To be done: Return the whole listing, line for line, without the pictures in it.

* start Given records *

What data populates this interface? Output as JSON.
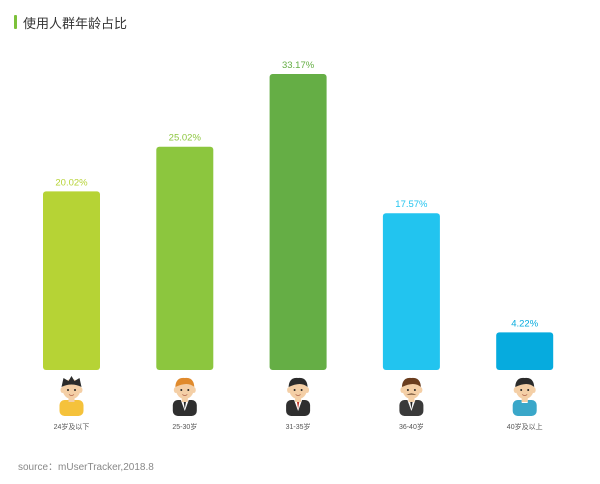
{
  "title": "使用人群年龄占比",
  "accent_color": "#7cc13a",
  "source_label": "source：mUserTracker,2018.8",
  "chart_data": {
    "type": "bar",
    "title": "使用人群年龄占比",
    "categories": [
      "24岁及以下",
      "25-30岁",
      "31-35岁",
      "36-40岁",
      "40岁及以上"
    ],
    "values": [
      20.02,
      25.02,
      33.17,
      17.57,
      4.22
    ],
    "value_labels": [
      "20.02%",
      "25.02%",
      "33.17%",
      "17.57%",
      "4.22%"
    ],
    "bar_colors": [
      "#b6d335",
      "#8cc63e",
      "#65ae45",
      "#22c4ef",
      "#06abde"
    ],
    "icons": [
      "casual-person-icon",
      "businessman-icon",
      "suit-man-icon",
      "mustache-man-icon",
      "older-man-icon"
    ],
    "ylim": [
      0,
      33.17
    ],
    "grid": false,
    "legend": "none"
  }
}
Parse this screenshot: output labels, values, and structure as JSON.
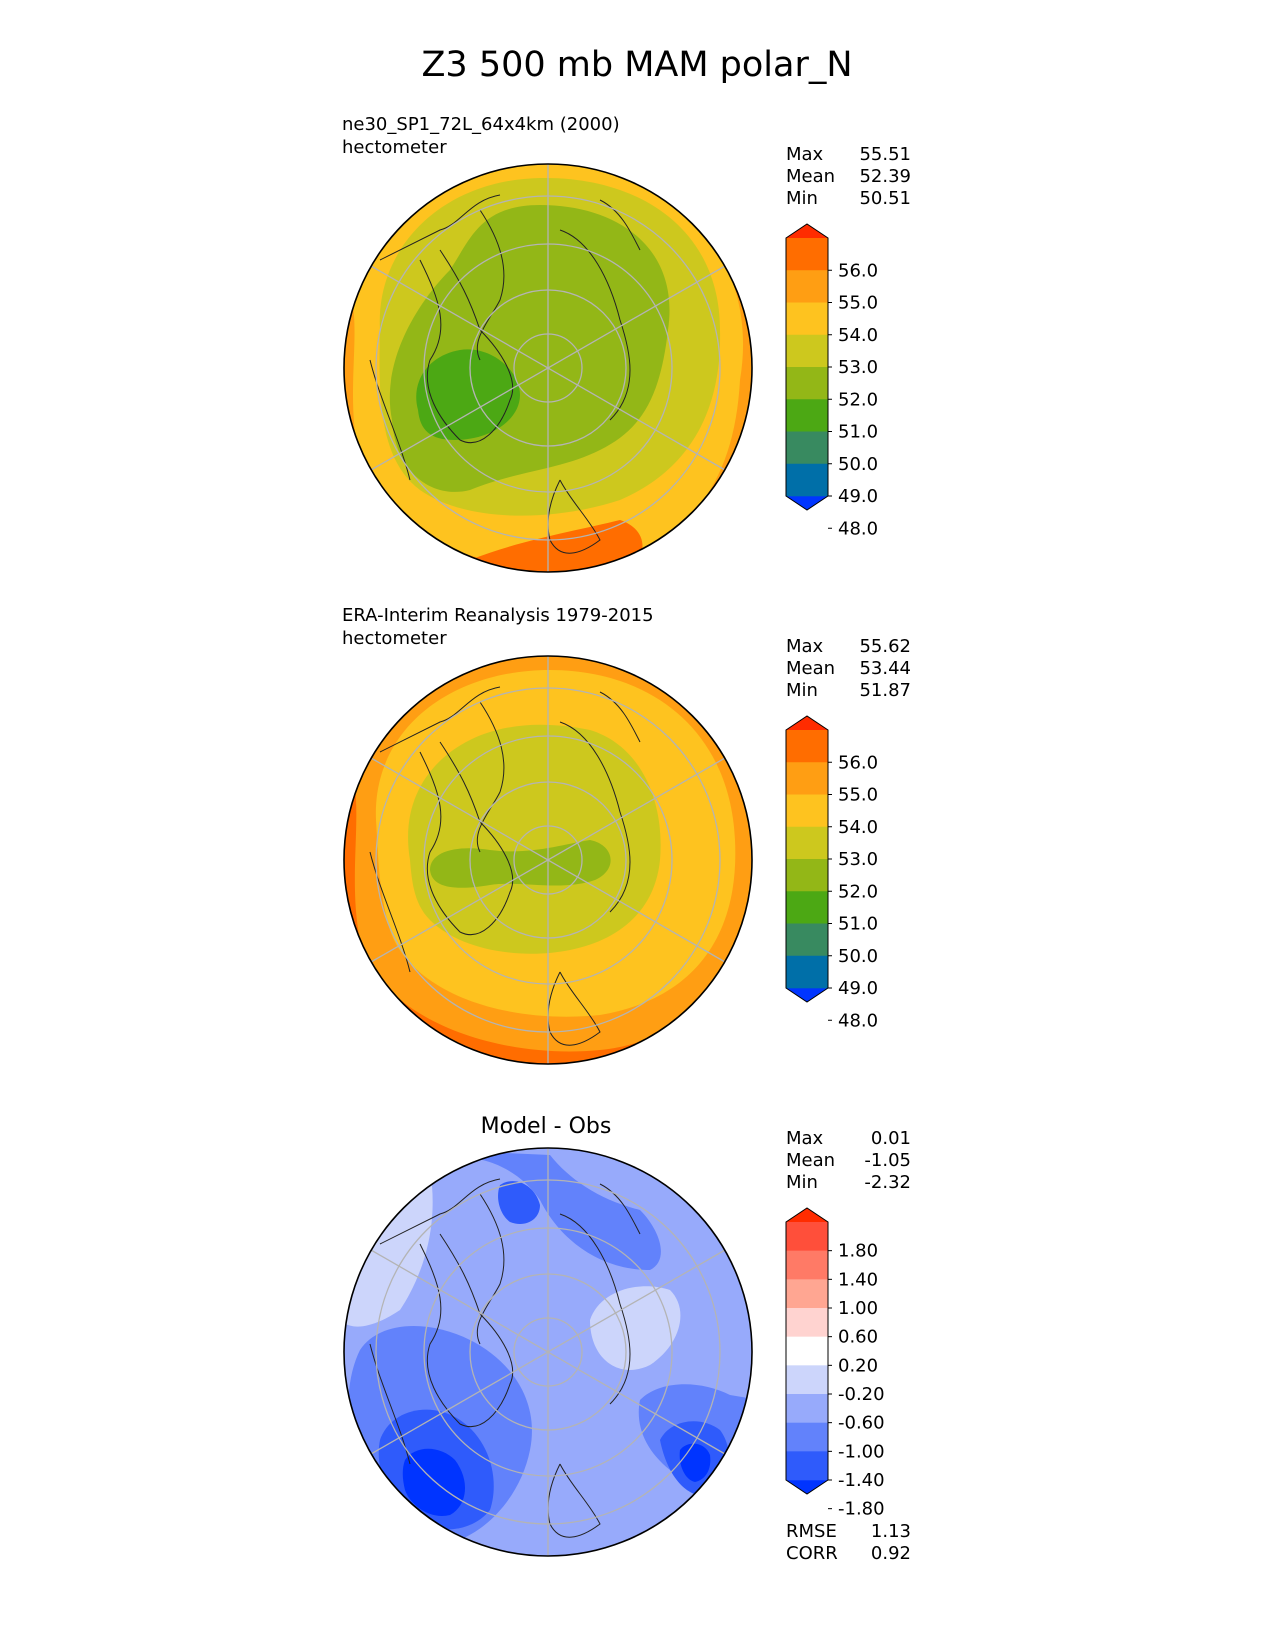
{
  "title": "Z3 500 mb MAM polar_N",
  "colors": {
    "abs_levels": [
      "#0035ff",
      "#006fa8",
      "#388a60",
      "#4ca814",
      "#93b717",
      "#cdc81e",
      "#fec31f",
      "#ff9e13",
      "#ff6d00",
      "#ff2c00"
    ],
    "diff_levels": [
      "#0034ff",
      "#2f5bfb",
      "#6282fb",
      "#97aafb",
      "#ccd5fb",
      "#ffffff",
      "#ffd3d0",
      "#ffa692",
      "#ff7a66",
      "#ff4f3a",
      "#ff2c00"
    ],
    "graticule": "#b4b4b4",
    "coast": "#222222"
  },
  "chart_data": [
    {
      "type": "heatmap",
      "projection": "north-polar-stereographic",
      "title_left": "ne30_SP1_72L_64x4km (2000)",
      "units": "hectometer",
      "stats": {
        "max_label": "Max",
        "max": "55.51",
        "mean_label": "Mean",
        "mean": "52.39",
        "min_label": "Min",
        "min": "50.51"
      },
      "colorbar_ticks": [
        "56.0",
        "55.0",
        "54.0",
        "53.0",
        "52.0",
        "51.0",
        "50.0",
        "49.0",
        "48.0"
      ],
      "field": {
        "pole": 51.6,
        "amplitude": 0.9,
        "rim": 55.3,
        "lobe_angle_deg": 205,
        "rim_spread": 0.6
      }
    },
    {
      "type": "heatmap",
      "projection": "north-polar-stereographic",
      "title_left": "ERA-Interim Reanalysis 1979-2015",
      "units": "hectometer",
      "stats": {
        "max_label": "Max",
        "max": "55.62",
        "mean_label": "Mean",
        "mean": "53.44",
        "min_label": "Min",
        "min": "51.87"
      },
      "colorbar_ticks": [
        "56.0",
        "55.0",
        "54.0",
        "53.0",
        "52.0",
        "51.0",
        "50.0",
        "49.0",
        "48.0"
      ],
      "field": {
        "pole": 52.4,
        "amplitude": 0.7,
        "rim": 55.5,
        "lobe_angle_deg": 200,
        "rim_spread": 0.5
      }
    },
    {
      "type": "heatmap",
      "projection": "north-polar-stereographic",
      "title_center": "Model - Obs",
      "stats": {
        "max_label": "Max",
        "max": "0.01",
        "mean_label": "Mean",
        "mean": "-1.05",
        "min_label": "Min",
        "min": "-2.32"
      },
      "colorbar_ticks": [
        "1.80",
        "1.40",
        "1.00",
        "0.60",
        "0.20",
        "-0.20",
        "-0.60",
        "-1.00",
        "-1.40",
        "-1.80"
      ],
      "metrics": {
        "rmse_label": "RMSE",
        "rmse": "1.13",
        "corr_label": "CORR",
        "corr": "0.92"
      },
      "field": {
        "mean": -1.05,
        "min": -2.32,
        "max": 0.01
      }
    }
  ]
}
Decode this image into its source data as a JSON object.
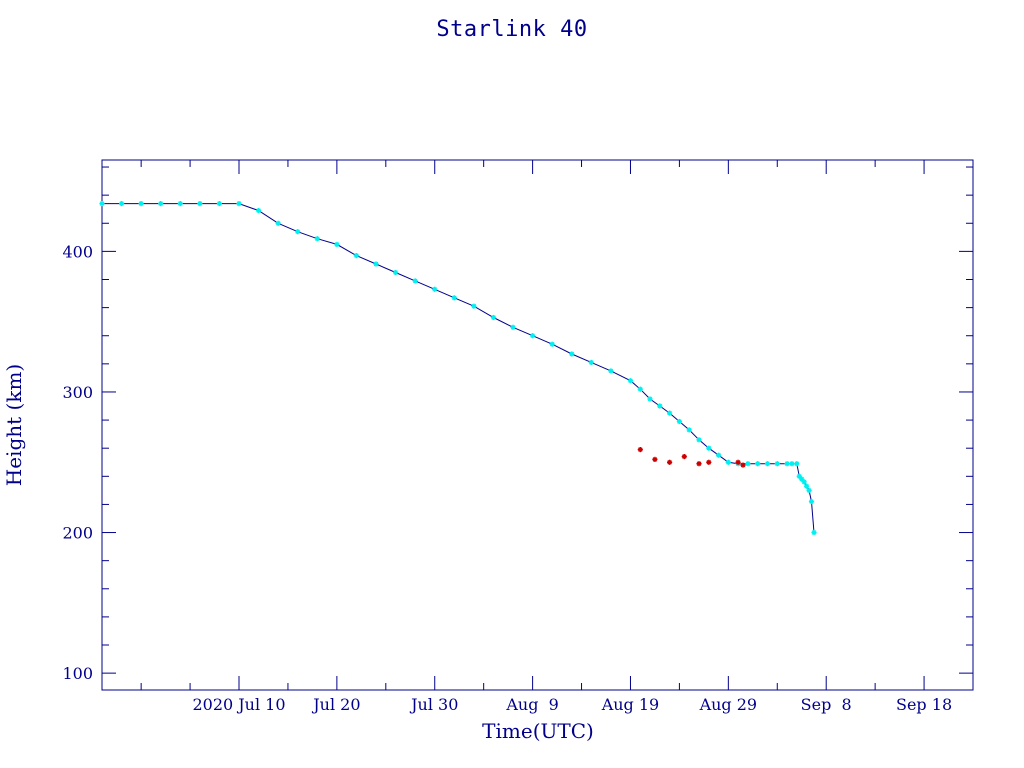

* end Given records *

Problem solution:
What data populates this interface? Output as JSON.
{
  "title": "使用人群年龄占比",
  "accent_color": "#7cc13a",
  "source_label": "source：mUserTracker,2018.8",
  "chart_data": {
    "type": "bar",
    "title": "使用人群年龄占比",
    "categories": [
      "24岁及以下",
      "25-30岁",
      "31-35岁",
      "36-40岁",
      "40岁及以上"
    ],
    "values": [
      20.02,
      25.02,
      33.17,
      17.57,
      4.22
    ],
    "value_labels": [
      "20.02%",
      "25.02%",
      "33.17%",
      "17.57%",
      "4.22%"
    ],
    "bar_colors": [
      "#b6d335",
      "#8cc63e",
      "#65ae45",
      "#22c4ef",
      "#06abde"
    ],
    "icons": [
      "casual-person-icon",
      "businessman-icon",
      "suit-man-icon",
      "mustache-man-icon",
      "older-man-icon"
    ],
    "ylim": [
      0,
      33.17
    ],
    "grid": false,
    "legend": "none"
  }
}
Parse this screenshot: output labels, values, and structure as JSON.
{
  "title": "Z3 500 mb MAM polar_N",
  "colors": {
    "abs_levels": [
      "#0035ff",
      "#006fa8",
      "#388a60",
      "#4ca814",
      "#93b717",
      "#cdc81e",
      "#fec31f",
      "#ff9e13",
      "#ff6d00",
      "#ff2c00"
    ],
    "diff_levels": [
      "#0034ff",
      "#2f5bfb",
      "#6282fb",
      "#97aafb",
      "#ccd5fb",
      "#ffffff",
      "#ffd3d0",
      "#ffa692",
      "#ff7a66",
      "#ff4f3a",
      "#ff2c00"
    ],
    "graticule": "#b4b4b4",
    "coast": "#222222"
  },
  "chart_data": [
    {
      "type": "heatmap",
      "projection": "north-polar-stereographic",
      "title_left": "ne30_SP1_72L_64x4km (2000)",
      "units": "hectometer",
      "stats": {
        "max_label": "Max",
        "max": "55.51",
        "mean_label": "Mean",
        "mean": "52.39",
        "min_label": "Min",
        "min": "50.51"
      },
      "colorbar_ticks": [
        "56.0",
        "55.0",
        "54.0",
        "53.0",
        "52.0",
        "51.0",
        "50.0",
        "49.0",
        "48.0"
      ],
      "field": {
        "pole": 51.6,
        "amplitude": 0.9,
        "rim": 55.3,
        "lobe_angle_deg": 205,
        "rim_spread": 0.6
      }
    },
    {
      "type": "heatmap",
      "projection": "north-polar-stereographic",
      "title_left": "ERA-Interim Reanalysis 1979-2015",
      "units": "hectometer",
      "stats": {
        "max_label": "Max",
        "max": "55.62",
        "mean_label": "Mean",
        "mean": "53.44",
        "min_label": "Min",
        "min": "51.87"
      },
      "colorbar_ticks": [
        "56.0",
        "55.0",
        "54.0",
        "53.0",
        "52.0",
        "51.0",
        "50.0",
        "49.0",
        "48.0"
      ],
      "field": {
        "pole": 52.4,
        "amplitude": 0.7,
        "rim": 55.5,
        "lobe_angle_deg": 200,
        "rim_spread": 0.5
      }
    },
    {
      "type": "heatmap",
      "projection": "north-polar-stereographic",
      "title_center": "Model - Obs",
      "stats": {
        "max_label": "Max",
        "max": "0.01",
        "mean_label": "Mean",
        "mean": "-1.05",
        "min_label": "Min",
        "min": "-2.32"
      },
      "colorbar_ticks": [
        "1.80",
        "1.40",
        "1.00",
        "0.60",
        "0.20",
        "-0.20",
        "-0.60",
        "-1.00",
        "-1.40",
        "-1.80"
      ],
      "metrics": {
        "rmse_label": "RMSE",
        "rmse": "1.13",
        "corr_label": "CORR",
        "corr": "0.92"
      },
      "field": {
        "mean": -1.05,
        "min": -2.32,
        "max": 0.01
      }
    }
  ]
}
Decode this image into its source data as a JSON object.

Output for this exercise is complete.